_Consigne A_
Dans les enregistrements, transforme en liste numérotée les lignes de la partie qui commence par la ligne contenant "Text: 22: 22: [711, 264, 736, 282]" et se termine par la ligne contenant "Ellipse shape: [114, 273, 154, 414]", ces deux lignes comprises. Laisse de côté les lignes vides.

_Texte cité_
La Laverie : Le sens de la fête

La Laverie : Le sens de la fête

Portrait / Depuis sa création en 2016, l'association La Laverie investit et enchante l'espace public stéphanois au gré d'événements qu'elle monte de toutes pièces, mettant les arts de rue à l'honneur avec un enthousiasme communicatif. Rencontre avec une équipe qui ne manque ni d'idées ni de projets, en pleine préparation d'un nouveau festival.

Rendez-vous m'est donné en début d'après-midi au 45 de la rue Etienne Boisson, pile en face de la place de la Cartonnerie dont les murs sont recouverts de grafs. On aperçoit au loin les arches du viaduc de Carnot. Sur le portail gris du bâtiment, un panneau annonce la couleur, listant les compagnies, artistes ou artisans qui cohabitent ici. Je traverse un passage couvert encombré de cartons, de sacs et de planches, me faufilant entre un vélo et un caddie d'hypermarché pour déboucher sur une cour cernée de dépendances. Me voilà dans l'antre de Toc Toc Toc, collocation d'une quinzaine de personnes, des photographes un peu vidéastes (Maxime Disy, Alexandre Beltran, Marine Delcroix, Benoît Gomez-Kaine), des musiciens un peu régisseurs (Steve Ollagnier, Renga), un plasticien un peu texan (Brandon Schreck), un ferronnier d'art un peu touche-à-tout (Gabriel Aguiar), le Collectif Topotrope (Julio Bescos et Alexandra Caunes) et bien sûr La Laverie, dont l'équipe m'accueille en toute décontraction.

[Entrées du jeu de données]
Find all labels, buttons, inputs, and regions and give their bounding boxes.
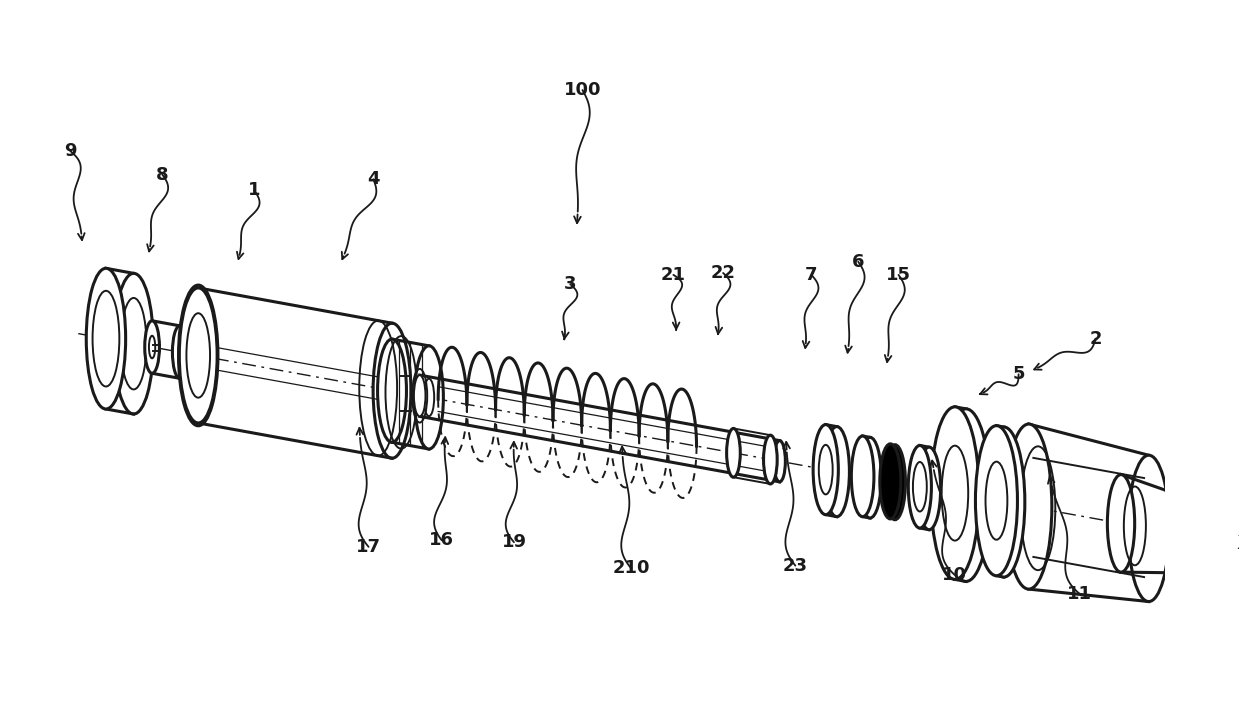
Text: 22: 22: [711, 264, 736, 282]
Ellipse shape: [87, 268, 125, 409]
Ellipse shape: [908, 446, 932, 528]
Text: 10: 10: [943, 566, 968, 584]
Ellipse shape: [414, 375, 425, 417]
Ellipse shape: [424, 379, 434, 416]
Ellipse shape: [930, 407, 979, 579]
Text: 2: 2: [1089, 329, 1101, 348]
Text: 17: 17: [356, 538, 382, 556]
Ellipse shape: [774, 441, 786, 482]
Ellipse shape: [851, 436, 873, 517]
Text: 16: 16: [429, 531, 455, 550]
Ellipse shape: [726, 428, 740, 477]
Text: 210: 210: [612, 560, 650, 577]
Text: 7: 7: [805, 266, 818, 284]
Ellipse shape: [180, 288, 217, 423]
Ellipse shape: [859, 438, 881, 518]
Ellipse shape: [813, 425, 839, 515]
Ellipse shape: [172, 326, 187, 378]
Text: 9: 9: [64, 142, 77, 160]
Text: 21: 21: [660, 266, 686, 284]
Ellipse shape: [378, 339, 406, 442]
Text: 5: 5: [1012, 365, 1025, 383]
Text: 3: 3: [564, 276, 576, 293]
Ellipse shape: [885, 445, 906, 520]
Text: 15: 15: [886, 266, 911, 284]
Text: X: X: [1237, 534, 1239, 553]
Ellipse shape: [983, 427, 1025, 577]
Text: 8: 8: [156, 166, 169, 183]
Ellipse shape: [763, 435, 777, 484]
Ellipse shape: [975, 425, 1017, 576]
Text: 100: 100: [564, 81, 601, 99]
Text: 19: 19: [502, 533, 527, 551]
Ellipse shape: [942, 409, 990, 582]
Ellipse shape: [1194, 504, 1214, 573]
Ellipse shape: [1108, 475, 1135, 572]
Text: 23: 23: [783, 557, 808, 574]
Text: 4: 4: [367, 170, 379, 188]
Text: 6: 6: [852, 253, 865, 270]
Ellipse shape: [918, 447, 940, 530]
Text: 1: 1: [248, 182, 260, 199]
Text: 11: 11: [1067, 585, 1092, 603]
Ellipse shape: [1129, 455, 1170, 601]
Ellipse shape: [1006, 424, 1052, 589]
Ellipse shape: [415, 346, 444, 449]
Ellipse shape: [373, 324, 411, 458]
Ellipse shape: [824, 427, 850, 517]
Ellipse shape: [145, 321, 160, 373]
Ellipse shape: [149, 336, 155, 358]
Ellipse shape: [880, 444, 901, 519]
Ellipse shape: [114, 273, 154, 414]
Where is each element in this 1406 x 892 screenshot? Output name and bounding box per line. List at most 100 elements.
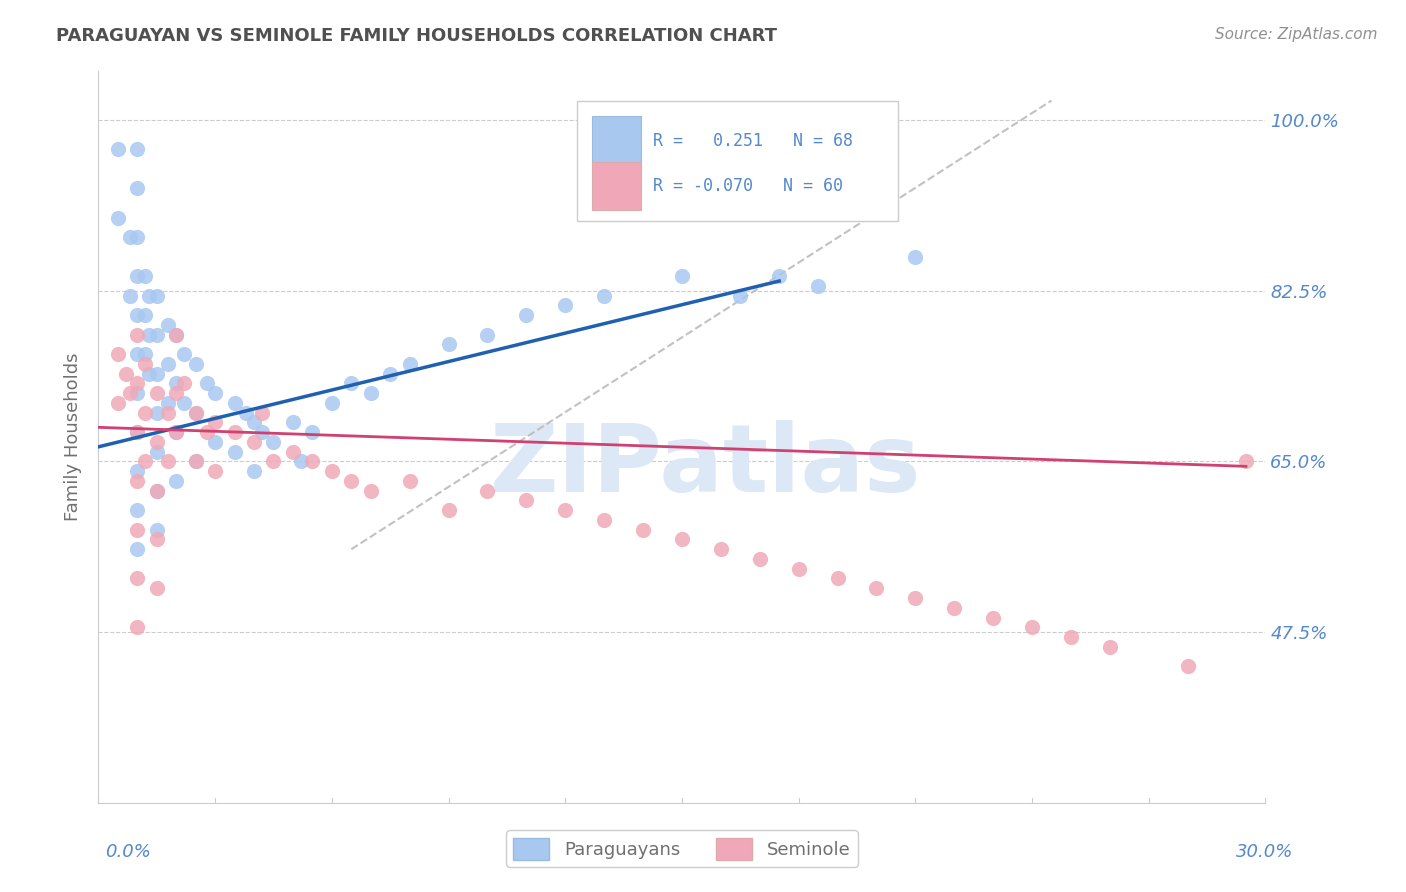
Text: 0.0%: 0.0% [105, 843, 152, 861]
Point [127, 386, 149, 401]
Point [165, 386, 187, 401]
Point [165, 327, 187, 342]
Point [321, 396, 343, 410]
Point [134, 347, 156, 361]
Point [127, 425, 149, 440]
Point [671, 533, 693, 547]
FancyBboxPatch shape [576, 101, 898, 221]
Point [671, 269, 693, 284]
Point [107, 396, 129, 410]
Point [107, 347, 129, 361]
Point [146, 406, 169, 420]
Point [127, 230, 149, 244]
Point [138, 327, 160, 342]
Point [437, 503, 460, 517]
Point [134, 308, 156, 322]
Point [173, 376, 195, 391]
Point [250, 425, 273, 440]
Point [127, 620, 149, 634]
Point [107, 211, 129, 225]
Point [107, 142, 129, 156]
Point [593, 288, 616, 302]
Point [127, 503, 149, 517]
Point [184, 406, 207, 420]
Point [224, 396, 246, 410]
Point [710, 542, 733, 557]
Point [865, 581, 887, 595]
Point [1060, 630, 1083, 644]
Point [360, 386, 382, 401]
Point [981, 610, 1004, 624]
Point [146, 533, 169, 547]
Point [127, 269, 149, 284]
Point [157, 318, 180, 332]
Point [184, 454, 207, 468]
Point [127, 347, 149, 361]
Point [515, 308, 537, 322]
Point [807, 279, 830, 293]
Point [398, 357, 420, 371]
Point [360, 483, 382, 498]
FancyBboxPatch shape [592, 161, 641, 210]
Point [118, 288, 141, 302]
Point [224, 425, 246, 440]
Point [114, 367, 136, 381]
Point [157, 396, 180, 410]
Point [146, 483, 169, 498]
Point [146, 581, 169, 595]
Point [165, 376, 187, 391]
Point [748, 552, 770, 566]
Text: PARAGUAYAN VS SEMINOLE FAMILY HOUSEHOLDS CORRELATION CHART: PARAGUAYAN VS SEMINOLE FAMILY HOUSEHOLDS… [56, 27, 778, 45]
Point [184, 454, 207, 468]
Point [127, 308, 149, 322]
Point [127, 523, 149, 537]
Point [321, 464, 343, 478]
Point [554, 503, 576, 517]
Point [165, 425, 187, 440]
Point [157, 357, 180, 371]
Point [134, 454, 156, 468]
Point [146, 483, 169, 498]
Point [554, 298, 576, 312]
Point [631, 523, 654, 537]
Point [184, 357, 207, 371]
Point [204, 416, 226, 430]
Point [250, 406, 273, 420]
Point [127, 142, 149, 156]
Point [146, 434, 169, 449]
Point [398, 474, 420, 488]
Point [146, 288, 169, 302]
Point [380, 367, 402, 381]
Point [204, 434, 226, 449]
Point [127, 376, 149, 391]
Point [290, 454, 312, 468]
Point [138, 288, 160, 302]
Point [243, 434, 266, 449]
Point [134, 269, 156, 284]
Point [146, 327, 169, 342]
Point [184, 406, 207, 420]
Point [301, 425, 323, 440]
Point [768, 269, 790, 284]
Text: R =   0.251   N = 68: R = 0.251 N = 68 [652, 131, 852, 150]
Text: ZIPatlas: ZIPatlas [489, 420, 921, 512]
Point [262, 454, 284, 468]
Point [593, 513, 616, 527]
Point [301, 454, 323, 468]
Point [118, 230, 141, 244]
Point [204, 464, 226, 478]
Point [118, 386, 141, 401]
Point [157, 454, 180, 468]
Point [173, 396, 195, 410]
Point [340, 474, 363, 488]
Point [235, 406, 257, 420]
Point [281, 416, 304, 430]
Point [146, 523, 169, 537]
Point [146, 444, 169, 458]
Text: 30.0%: 30.0% [1236, 843, 1294, 861]
Point [787, 562, 810, 576]
Point [340, 376, 363, 391]
Point [477, 327, 499, 342]
Point [127, 464, 149, 478]
Point [127, 425, 149, 440]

_Consigne B_
Dans l'article sur La Laverie, recopie mot pour mot le passage qui commence par les mots contenant "Portrait / Depuis" et se termine par ceux contenant "d'un nouveau festival.".

_Résultat A_
1. Text: 22: 22: [711, 264, 736, 282]
2. Ellipse shape: [87, 268, 125, 409]
3. Ellipse shape: [908, 446, 932, 528]
4. Text: 10: 10: [943, 566, 968, 584]
5. Ellipse shape: [414, 375, 425, 417]
6. Ellipse shape: [424, 379, 434, 416]
7. Ellipse shape: [930, 407, 979, 579]
8. Text: 2: 2: [1089, 329, 1101, 348]
9. Text: 17: 17: [356, 538, 382, 556]
10. Ellipse shape: [774, 441, 786, 482]
11. Ellipse shape: [851, 436, 873, 517]
12. Text: 16: 16: [429, 531, 455, 550]
13. Ellipse shape: [726, 428, 740, 477]
14. Text: 210: 210: [612, 560, 650, 577]
15. Text: 7: 7: [805, 266, 818, 284]
16. Ellipse shape: [180, 288, 217, 423]
17. Ellipse shape: [859, 438, 881, 518]
18. Ellipse shape: [813, 425, 839, 515]
19. Ellipse shape: [172, 326, 187, 378]
20. Text: 9: 9: [64, 142, 77, 160]
21. Text: 21: 21: [660, 266, 686, 284]
22. Ellipse shape: [378, 339, 406, 442]
23. Text: 5: 5: [1012, 365, 1025, 383]
24. Text: 3: 3: [564, 276, 576, 293]
25. Ellipse shape: [885, 445, 906, 520]
26. Text: 15: 15: [886, 266, 911, 284]
27. Text: X: X: [1237, 534, 1239, 553]
28. Ellipse shape: [983, 427, 1025, 577]
29. Text: 8: 8: [156, 166, 169, 183]
30. Ellipse shape: [763, 435, 777, 484]
31. Ellipse shape: [975, 425, 1017, 576]
32. Text: 100: 100: [564, 81, 601, 99]
33. Text: 19: 19: [502, 533, 527, 551]
34. Ellipse shape: [942, 409, 990, 582]
35. Ellipse shape: [1194, 504, 1214, 573]
36. Ellipse shape: [1108, 475, 1135, 572]
37. Text: 23: 23: [783, 557, 808, 574]
38. Text: 4: 4: [367, 170, 379, 188]
39. Text: 6: 6: [852, 253, 865, 270]
40. Ellipse shape: [918, 447, 940, 530]
41. Text: 1: 1: [248, 182, 260, 199]
42. Text: 11: 11: [1067, 585, 1092, 603]
43. Ellipse shape: [1129, 455, 1170, 601]
44. Ellipse shape: [1006, 424, 1052, 589]
45. Ellipse shape: [415, 346, 444, 449]
46. Ellipse shape: [373, 324, 411, 458]
47. Ellipse shape: [824, 427, 850, 517]
48. Ellipse shape: [145, 321, 160, 373]
49. Ellipse shape: [149, 336, 155, 358]
50. Ellipse shape: [880, 444, 901, 519]
51. Ellipse shape: [114, 273, 154, 414]

_Résultat B_
Portrait / Depuis sa création en 2016, l'association La Laverie investit et enchante l'espace public stéphanois au gré d'événements qu'elle monte de toutes pièces, mettant les arts de rue à l'honneur avec un enthousiasme communicatif. Rencontre avec une équipe qui ne manque ni d'idées ni de projets, en pleine préparation d'un nouveau festival.